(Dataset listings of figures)
* Start *
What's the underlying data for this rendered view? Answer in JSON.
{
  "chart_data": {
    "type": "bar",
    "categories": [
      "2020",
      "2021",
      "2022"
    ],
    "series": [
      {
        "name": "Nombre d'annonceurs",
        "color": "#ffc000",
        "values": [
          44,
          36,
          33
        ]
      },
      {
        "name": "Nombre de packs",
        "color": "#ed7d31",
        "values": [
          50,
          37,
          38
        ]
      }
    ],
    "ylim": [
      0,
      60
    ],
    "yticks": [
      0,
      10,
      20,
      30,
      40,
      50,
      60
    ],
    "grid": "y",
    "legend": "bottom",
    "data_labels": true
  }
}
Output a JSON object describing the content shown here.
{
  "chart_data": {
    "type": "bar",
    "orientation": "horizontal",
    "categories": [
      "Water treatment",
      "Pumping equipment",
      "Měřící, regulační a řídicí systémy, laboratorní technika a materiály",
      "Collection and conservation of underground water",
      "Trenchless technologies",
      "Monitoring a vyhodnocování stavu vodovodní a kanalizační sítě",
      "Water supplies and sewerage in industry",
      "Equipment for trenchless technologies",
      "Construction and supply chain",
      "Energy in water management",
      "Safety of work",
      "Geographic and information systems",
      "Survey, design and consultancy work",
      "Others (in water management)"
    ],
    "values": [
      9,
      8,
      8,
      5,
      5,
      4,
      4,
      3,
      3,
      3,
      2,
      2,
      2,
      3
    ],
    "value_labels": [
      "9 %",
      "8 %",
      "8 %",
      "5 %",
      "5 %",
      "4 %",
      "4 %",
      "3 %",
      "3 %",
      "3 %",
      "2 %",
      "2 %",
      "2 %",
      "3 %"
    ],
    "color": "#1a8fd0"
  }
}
* End *
> [Exercise requirements] Go through the material above and copy each line that has the word "JSON".

> [Solved problem]
What's the underlying data for this rendered view? Answer in JSON.
Output a JSON object describing the content shown here.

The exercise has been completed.